# Aim
Read the records below and copy each line that contains "PACF".

— start —

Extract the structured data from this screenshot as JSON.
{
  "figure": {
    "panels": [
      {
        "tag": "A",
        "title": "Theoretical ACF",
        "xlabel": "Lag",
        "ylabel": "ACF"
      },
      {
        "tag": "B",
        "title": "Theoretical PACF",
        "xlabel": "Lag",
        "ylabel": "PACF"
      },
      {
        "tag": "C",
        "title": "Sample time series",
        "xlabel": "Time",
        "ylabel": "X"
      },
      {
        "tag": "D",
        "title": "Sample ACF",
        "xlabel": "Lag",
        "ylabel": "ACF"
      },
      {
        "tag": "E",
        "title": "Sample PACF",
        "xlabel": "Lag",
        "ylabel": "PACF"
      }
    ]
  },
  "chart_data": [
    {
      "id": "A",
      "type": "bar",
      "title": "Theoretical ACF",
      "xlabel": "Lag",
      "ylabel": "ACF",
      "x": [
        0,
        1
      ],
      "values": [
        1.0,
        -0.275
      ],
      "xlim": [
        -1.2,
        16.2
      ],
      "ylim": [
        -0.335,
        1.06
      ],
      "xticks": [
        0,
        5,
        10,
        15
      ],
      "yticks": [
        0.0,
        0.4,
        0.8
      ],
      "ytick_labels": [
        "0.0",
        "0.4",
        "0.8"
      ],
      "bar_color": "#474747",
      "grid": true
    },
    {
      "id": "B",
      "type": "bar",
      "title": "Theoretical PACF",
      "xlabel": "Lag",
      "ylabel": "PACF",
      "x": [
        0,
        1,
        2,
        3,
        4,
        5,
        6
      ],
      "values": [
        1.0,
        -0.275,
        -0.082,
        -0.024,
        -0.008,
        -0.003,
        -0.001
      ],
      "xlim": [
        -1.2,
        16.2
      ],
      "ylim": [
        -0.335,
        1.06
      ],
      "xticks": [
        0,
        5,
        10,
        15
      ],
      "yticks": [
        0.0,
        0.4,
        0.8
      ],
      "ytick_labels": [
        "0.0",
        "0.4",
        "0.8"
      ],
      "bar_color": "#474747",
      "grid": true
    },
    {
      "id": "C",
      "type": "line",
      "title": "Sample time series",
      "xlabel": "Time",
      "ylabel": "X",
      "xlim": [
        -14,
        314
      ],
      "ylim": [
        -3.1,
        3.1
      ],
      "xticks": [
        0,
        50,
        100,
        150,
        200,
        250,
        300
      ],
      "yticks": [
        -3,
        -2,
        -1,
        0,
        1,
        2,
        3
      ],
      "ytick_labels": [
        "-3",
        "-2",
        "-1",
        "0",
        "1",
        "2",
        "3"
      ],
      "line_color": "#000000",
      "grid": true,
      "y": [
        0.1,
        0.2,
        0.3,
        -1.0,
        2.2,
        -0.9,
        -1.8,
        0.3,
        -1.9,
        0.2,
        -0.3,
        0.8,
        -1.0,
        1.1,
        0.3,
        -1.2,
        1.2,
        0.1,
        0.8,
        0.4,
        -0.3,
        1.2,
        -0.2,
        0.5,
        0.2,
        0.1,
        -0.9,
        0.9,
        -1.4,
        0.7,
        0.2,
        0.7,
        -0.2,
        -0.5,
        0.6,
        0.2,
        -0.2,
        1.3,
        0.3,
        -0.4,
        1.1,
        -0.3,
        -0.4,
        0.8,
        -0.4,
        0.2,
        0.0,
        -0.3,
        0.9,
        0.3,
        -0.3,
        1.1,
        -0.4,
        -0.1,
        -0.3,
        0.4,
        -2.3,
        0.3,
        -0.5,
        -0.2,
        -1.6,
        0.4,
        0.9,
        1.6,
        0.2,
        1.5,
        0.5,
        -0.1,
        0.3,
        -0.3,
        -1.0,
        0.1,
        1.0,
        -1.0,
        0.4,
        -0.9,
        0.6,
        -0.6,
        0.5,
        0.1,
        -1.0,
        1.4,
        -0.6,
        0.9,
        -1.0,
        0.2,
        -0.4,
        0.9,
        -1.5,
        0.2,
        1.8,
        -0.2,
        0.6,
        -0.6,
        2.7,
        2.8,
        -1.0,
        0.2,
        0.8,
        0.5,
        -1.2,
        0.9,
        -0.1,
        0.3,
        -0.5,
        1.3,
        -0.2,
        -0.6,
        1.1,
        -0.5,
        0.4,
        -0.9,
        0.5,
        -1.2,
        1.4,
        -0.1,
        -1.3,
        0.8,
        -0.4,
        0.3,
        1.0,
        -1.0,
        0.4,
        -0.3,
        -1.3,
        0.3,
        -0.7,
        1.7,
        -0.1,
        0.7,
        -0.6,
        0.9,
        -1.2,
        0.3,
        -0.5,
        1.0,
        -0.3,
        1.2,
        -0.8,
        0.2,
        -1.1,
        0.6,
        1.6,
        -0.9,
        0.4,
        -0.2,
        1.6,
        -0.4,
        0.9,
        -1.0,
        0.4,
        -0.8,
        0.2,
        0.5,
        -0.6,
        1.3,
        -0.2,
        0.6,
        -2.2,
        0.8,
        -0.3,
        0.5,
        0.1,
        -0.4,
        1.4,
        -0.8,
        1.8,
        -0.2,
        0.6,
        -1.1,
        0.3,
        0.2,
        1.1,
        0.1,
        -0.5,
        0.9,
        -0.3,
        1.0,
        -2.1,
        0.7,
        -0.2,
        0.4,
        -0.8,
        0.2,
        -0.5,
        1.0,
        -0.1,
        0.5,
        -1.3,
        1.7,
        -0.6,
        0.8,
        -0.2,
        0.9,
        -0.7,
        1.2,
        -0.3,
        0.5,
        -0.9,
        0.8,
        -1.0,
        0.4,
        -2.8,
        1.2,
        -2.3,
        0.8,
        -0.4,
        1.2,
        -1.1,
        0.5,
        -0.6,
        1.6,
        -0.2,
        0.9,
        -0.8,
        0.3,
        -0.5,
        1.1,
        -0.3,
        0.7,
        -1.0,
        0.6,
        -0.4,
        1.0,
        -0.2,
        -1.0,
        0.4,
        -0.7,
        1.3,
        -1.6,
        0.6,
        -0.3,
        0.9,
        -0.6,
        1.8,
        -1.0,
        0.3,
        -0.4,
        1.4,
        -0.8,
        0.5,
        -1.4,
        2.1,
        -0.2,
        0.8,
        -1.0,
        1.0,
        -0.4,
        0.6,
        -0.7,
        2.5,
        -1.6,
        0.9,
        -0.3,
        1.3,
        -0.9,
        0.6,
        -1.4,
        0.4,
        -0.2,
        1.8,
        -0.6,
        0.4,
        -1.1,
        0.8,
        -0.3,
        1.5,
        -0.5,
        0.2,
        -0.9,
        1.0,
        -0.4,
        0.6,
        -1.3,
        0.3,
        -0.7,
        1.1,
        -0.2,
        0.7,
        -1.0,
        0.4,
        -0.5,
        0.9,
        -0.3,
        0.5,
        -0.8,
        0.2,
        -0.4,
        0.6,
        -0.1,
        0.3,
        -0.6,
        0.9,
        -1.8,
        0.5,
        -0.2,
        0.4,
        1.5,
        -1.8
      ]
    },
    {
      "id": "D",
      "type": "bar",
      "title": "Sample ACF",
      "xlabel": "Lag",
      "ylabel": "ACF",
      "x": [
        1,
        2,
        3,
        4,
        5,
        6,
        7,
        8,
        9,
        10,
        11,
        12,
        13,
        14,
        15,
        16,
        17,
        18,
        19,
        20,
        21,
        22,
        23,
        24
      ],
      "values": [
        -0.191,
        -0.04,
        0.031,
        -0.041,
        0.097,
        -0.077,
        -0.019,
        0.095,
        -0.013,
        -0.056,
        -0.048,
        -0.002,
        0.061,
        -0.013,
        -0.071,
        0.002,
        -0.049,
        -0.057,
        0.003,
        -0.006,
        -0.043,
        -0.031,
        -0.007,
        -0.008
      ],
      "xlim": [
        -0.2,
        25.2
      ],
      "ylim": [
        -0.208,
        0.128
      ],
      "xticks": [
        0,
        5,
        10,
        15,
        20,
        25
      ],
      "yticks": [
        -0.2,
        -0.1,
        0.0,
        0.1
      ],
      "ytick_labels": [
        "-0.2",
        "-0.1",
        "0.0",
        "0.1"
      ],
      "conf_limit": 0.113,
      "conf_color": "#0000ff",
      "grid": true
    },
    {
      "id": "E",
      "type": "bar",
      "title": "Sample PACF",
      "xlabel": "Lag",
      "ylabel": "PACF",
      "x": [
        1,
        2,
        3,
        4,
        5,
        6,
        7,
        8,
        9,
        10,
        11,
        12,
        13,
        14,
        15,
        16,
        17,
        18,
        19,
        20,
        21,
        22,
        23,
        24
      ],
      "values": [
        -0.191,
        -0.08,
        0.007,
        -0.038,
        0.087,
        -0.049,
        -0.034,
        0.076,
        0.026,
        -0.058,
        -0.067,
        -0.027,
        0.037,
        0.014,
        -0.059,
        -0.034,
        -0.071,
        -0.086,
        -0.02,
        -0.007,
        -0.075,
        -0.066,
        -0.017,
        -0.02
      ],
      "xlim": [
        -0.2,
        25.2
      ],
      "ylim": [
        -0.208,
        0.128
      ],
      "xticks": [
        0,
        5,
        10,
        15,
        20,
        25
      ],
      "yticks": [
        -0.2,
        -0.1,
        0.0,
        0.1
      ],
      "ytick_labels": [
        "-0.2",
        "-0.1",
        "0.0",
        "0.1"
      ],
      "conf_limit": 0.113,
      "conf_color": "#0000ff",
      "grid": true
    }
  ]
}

— end —

# Reply to the task
        "title": "Theoretical PACF",
        "ylabel": "PACF"
        "title": "Sample PACF",
        "ylabel": "PACF"
      "title": "Theoretical PACF",
      "ylabel": "PACF",
      "title": "Sample PACF",
      "ylabel": "PACF",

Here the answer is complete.